→ **Work to be completed**: Copy everything in the data below exactly except the pictures.

→ **Items from a figure collection**:
** Begin **
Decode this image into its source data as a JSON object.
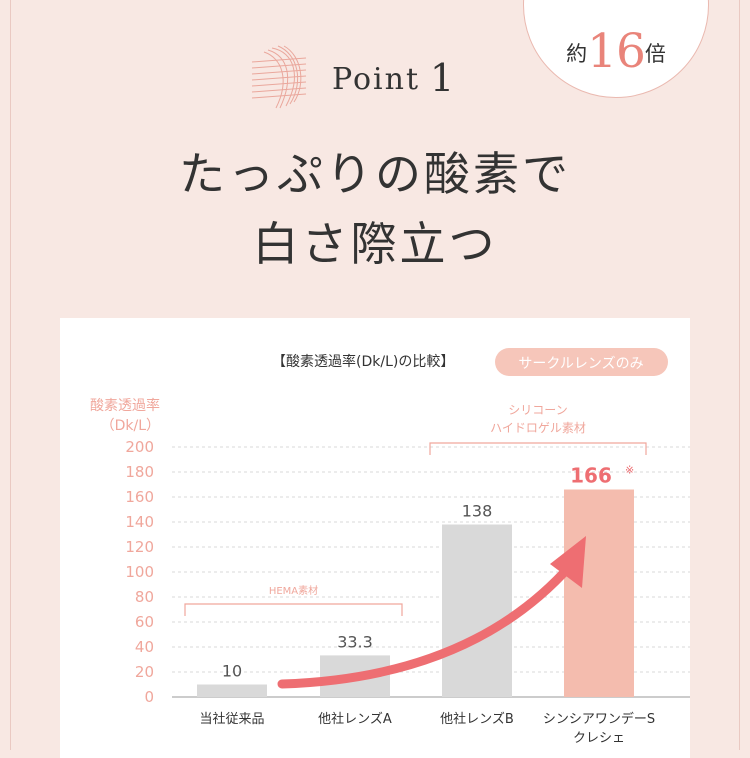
{
  "badge": {
    "prefix": "約",
    "number": "16",
    "suffix": "倍"
  },
  "point": {
    "label": "Point",
    "number": "1"
  },
  "headline": {
    "line1": "たっぷりの酸素で",
    "line2": "白さ際立つ"
  },
  "chart_data": {
    "type": "bar",
    "title": "【酸素透過率(Dk/L)の比較】",
    "tag": "サークルレンズのみ",
    "ylabel": [
      "酸素透過率",
      "（Dk/L）"
    ],
    "ylim": [
      0,
      200
    ],
    "yticks": [
      0,
      20,
      40,
      60,
      80,
      100,
      120,
      140,
      160,
      180,
      200
    ],
    "categories": [
      [
        "当社従来品"
      ],
      [
        "他社レンズA"
      ],
      [
        "他社レンズB"
      ],
      [
        "シンシアワンデーS",
        "クレシェ"
      ]
    ],
    "values": [
      10,
      33.3,
      138,
      166
    ],
    "value_labels": [
      "10",
      "33.3",
      "138",
      "166"
    ],
    "highlight_index": 3,
    "highlight_mark": "※",
    "groups": [
      {
        "label": "HEMA素材",
        "from": 0,
        "to": 1
      },
      {
        "label": [
          "シリコーン",
          "ハイドロゲル素材"
        ],
        "from": 2,
        "to": 3
      }
    ],
    "grid": true,
    "colors": {
      "bar": "#d9d9d9",
      "highlight": "#f4bcae",
      "accent": "#ee6e72",
      "axis_text": "#f0a79c",
      "dark": "#333333",
      "tag_bg": "#f6c6ba"
    }
  }
}
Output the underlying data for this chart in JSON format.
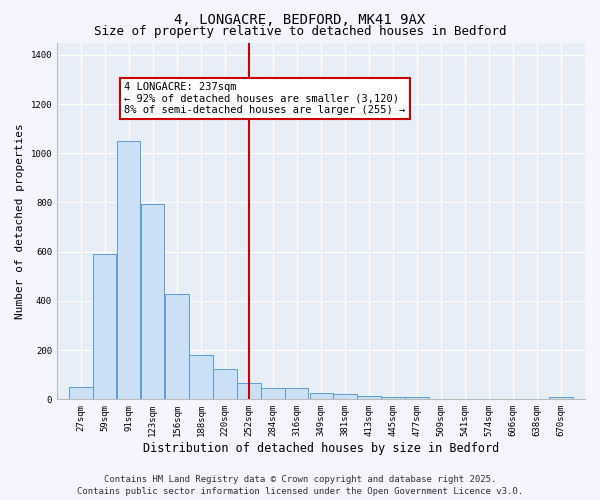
{
  "title": "4, LONGACRE, BEDFORD, MK41 9AX",
  "subtitle": "Size of property relative to detached houses in Bedford",
  "xlabel": "Distribution of detached houses by size in Bedford",
  "ylabel": "Number of detached properties",
  "bar_color": "#cce0f5",
  "bar_edge_color": "#5b9bd5",
  "background_color": "#e8eef8",
  "fig_background": "#f5f5ff",
  "grid_color": "#ffffff",
  "bins": [
    27,
    59,
    91,
    123,
    156,
    188,
    220,
    252,
    284,
    316,
    349,
    381,
    413,
    445,
    477,
    509,
    541,
    574,
    606,
    638,
    670
  ],
  "values": [
    50,
    590,
    1050,
    795,
    430,
    180,
    125,
    65,
    45,
    45,
    25,
    20,
    15,
    10,
    10,
    0,
    0,
    0,
    0,
    0,
    10
  ],
  "red_line_x": 252,
  "red_line_color": "#cc0000",
  "annotation_line1": "4 LONGACRE: 237sqm",
  "annotation_line2": "← 92% of detached houses are smaller (3,120)",
  "annotation_line3": "8% of semi-detached houses are larger (255) →",
  "annotation_box_color": "#cc0000",
  "ylim": [
    0,
    1450
  ],
  "yticks": [
    0,
    200,
    400,
    600,
    800,
    1000,
    1200,
    1400
  ],
  "footer_line1": "Contains HM Land Registry data © Crown copyright and database right 2025.",
  "footer_line2": "Contains public sector information licensed under the Open Government Licence v3.0.",
  "title_fontsize": 10,
  "subtitle_fontsize": 9,
  "xlabel_fontsize": 8.5,
  "ylabel_fontsize": 8,
  "tick_fontsize": 6.5,
  "footer_fontsize": 6.5,
  "annot_fontsize": 7.5
}
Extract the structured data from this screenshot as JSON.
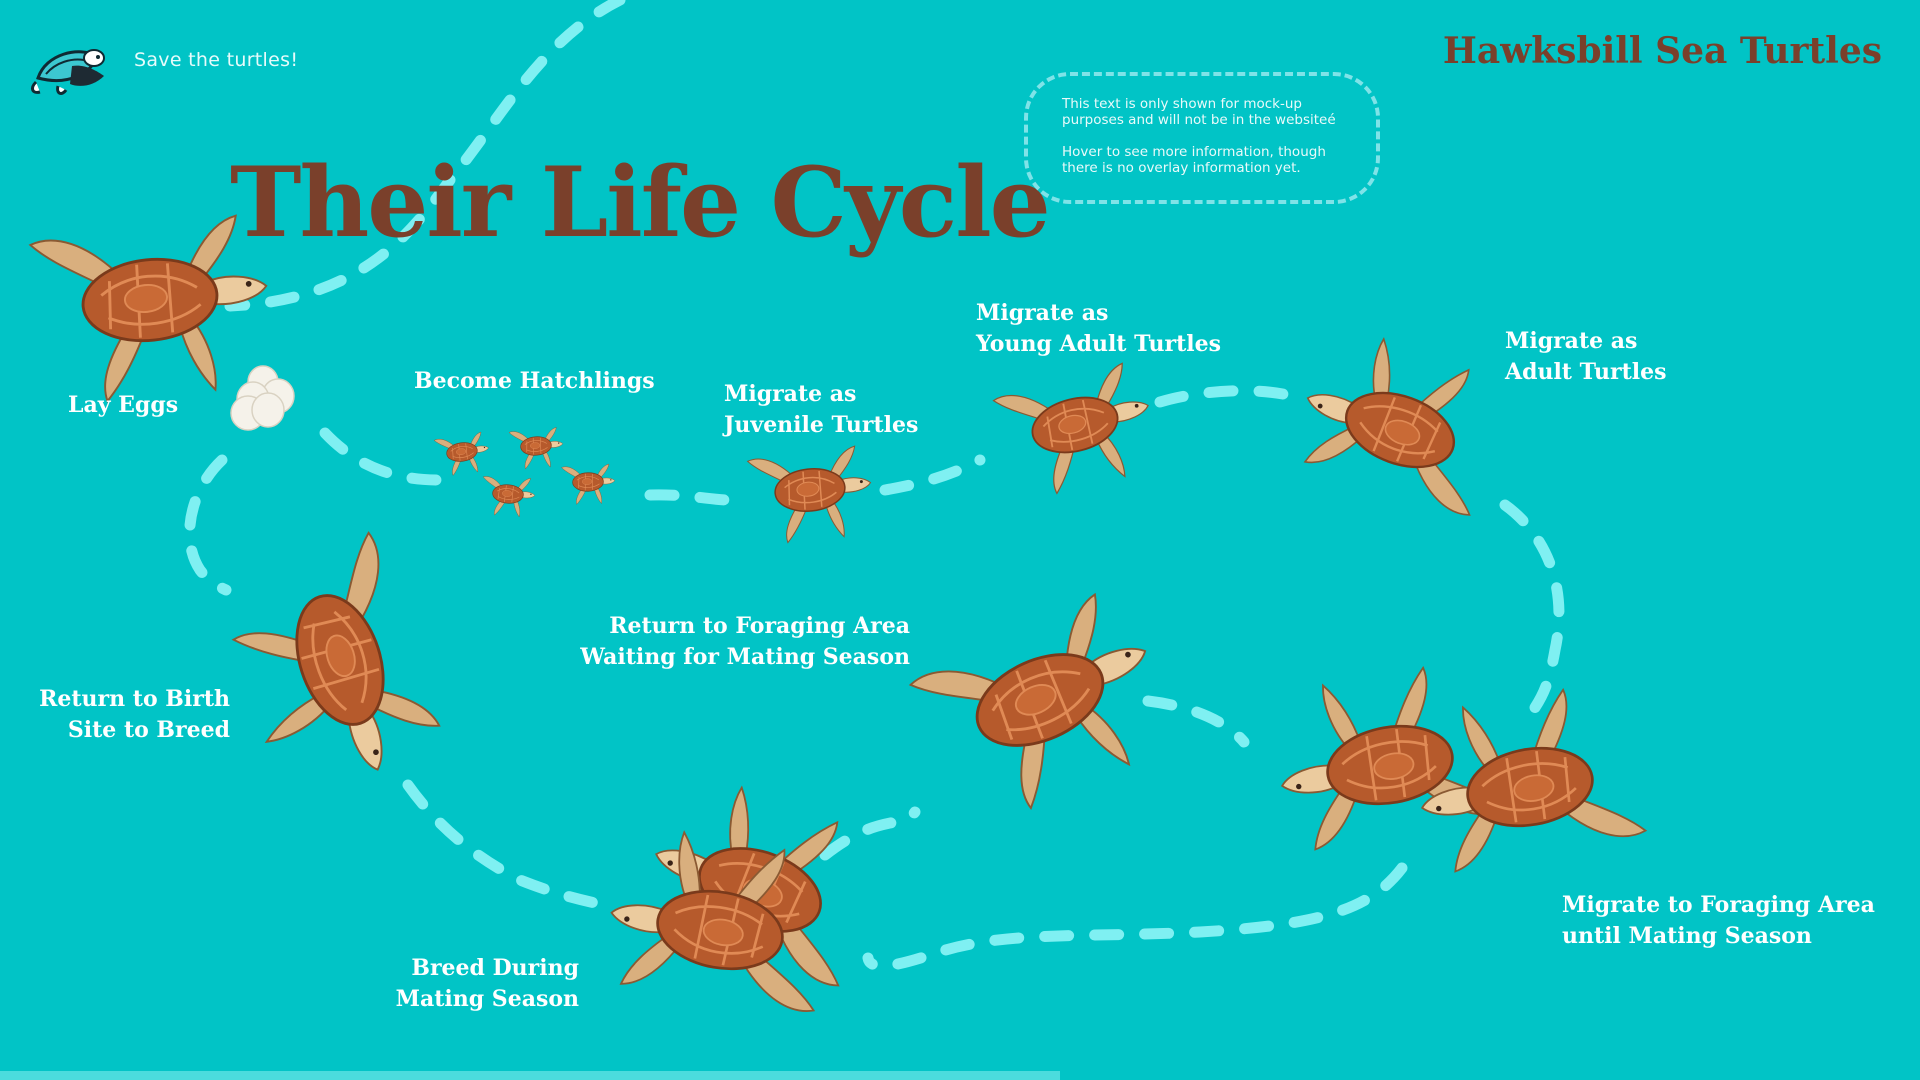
** End **
→ **Output below**:
Decode this image into its source data as a JSON object.
{
  "badge": {
    "prefix": "約",
    "number": "16",
    "suffix": "倍"
  },
  "point": {
    "label": "Point",
    "number": "1"
  },
  "headline": {
    "line1": "たっぷりの酸素で",
    "line2": "白さ際立つ"
  },
  "chart_data": {
    "type": "bar",
    "title": "【酸素透過率(Dk/L)の比較】",
    "tag": "サークルレンズのみ",
    "ylabel": [
      "酸素透過率",
      "（Dk/L）"
    ],
    "ylim": [
      0,
      200
    ],
    "yticks": [
      0,
      20,
      40,
      60,
      80,
      100,
      120,
      140,
      160,
      180,
      200
    ],
    "categories": [
      [
        "当社従来品"
      ],
      [
        "他社レンズA"
      ],
      [
        "他社レンズB"
      ],
      [
        "シンシアワンデーS",
        "クレシェ"
      ]
    ],
    "values": [
      10,
      33.3,
      138,
      166
    ],
    "value_labels": [
      "10",
      "33.3",
      "138",
      "166"
    ],
    "highlight_index": 3,
    "highlight_mark": "※",
    "groups": [
      {
        "label": "HEMA素材",
        "from": 0,
        "to": 1
      },
      {
        "label": [
          "シリコーン",
          "ハイドロゲル素材"
        ],
        "from": 2,
        "to": 3
      }
    ],
    "grid": true,
    "colors": {
      "bar": "#d9d9d9",
      "highlight": "#f4bcae",
      "accent": "#ee6e72",
      "axis_text": "#f0a79c",
      "dark": "#333333",
      "tag_bg": "#f6c6ba"
    }
  }
}
Output the underlying data for this chart in JSON format.
{
  "title": "4, LONGACRE, BEDFORD, MK41 9AX",
  "subtitle": "Size of property relative to detached houses in Bedford",
  "xlabel": "Distribution of detached houses by size in Bedford",
  "ylabel": "Number of detached properties",
  "bar_color": "#cce0f5",
  "bar_edge_color": "#5b9bd5",
  "background_color": "#e8eef8",
  "fig_background": "#f5f5ff",
  "grid_color": "#ffffff",
  "bins": [
    27,
    59,
    91,
    123,
    156,
    188,
    220,
    252,
    284,
    316,
    349,
    381,
    413,
    445,
    477,
    509,
    541,
    574,
    606,
    638,
    670
  ],
  "values": [
    50,
    590,
    1050,
    795,
    430,
    180,
    125,
    65,
    45,
    45,
    25,
    20,
    15,
    10,
    10,
    0,
    0,
    0,
    0,
    0,
    10
  ],
  "red_line_x": 252,
  "red_line_color": "#cc0000",
  "annotation_line1": "4 LONGACRE: 237sqm",
  "annotation_line2": "← 92% of detached houses are smaller (3,120)",
  "annotation_line3": "8% of semi-detached houses are larger (255) →",
  "annotation_box_color": "#cc0000",
  "ylim": [
    0,
    1450
  ],
  "yticks": [
    0,
    200,
    400,
    600,
    800,
    1000,
    1200,
    1400
  ],
  "footer_line1": "Contains HM Land Registry data © Crown copyright and database right 2025.",
  "footer_line2": "Contains public sector information licensed under the Open Government Licence v3.0.",
  "title_fontsize": 10,
  "subtitle_fontsize": 9,
  "xlabel_fontsize": 8.5,
  "ylabel_fontsize": 8,
  "tick_fontsize": 6.5,
  "footer_fontsize": 6.5,
  "annot_fontsize": 7.5
}
Extract the structured data from this screenshot as JSON.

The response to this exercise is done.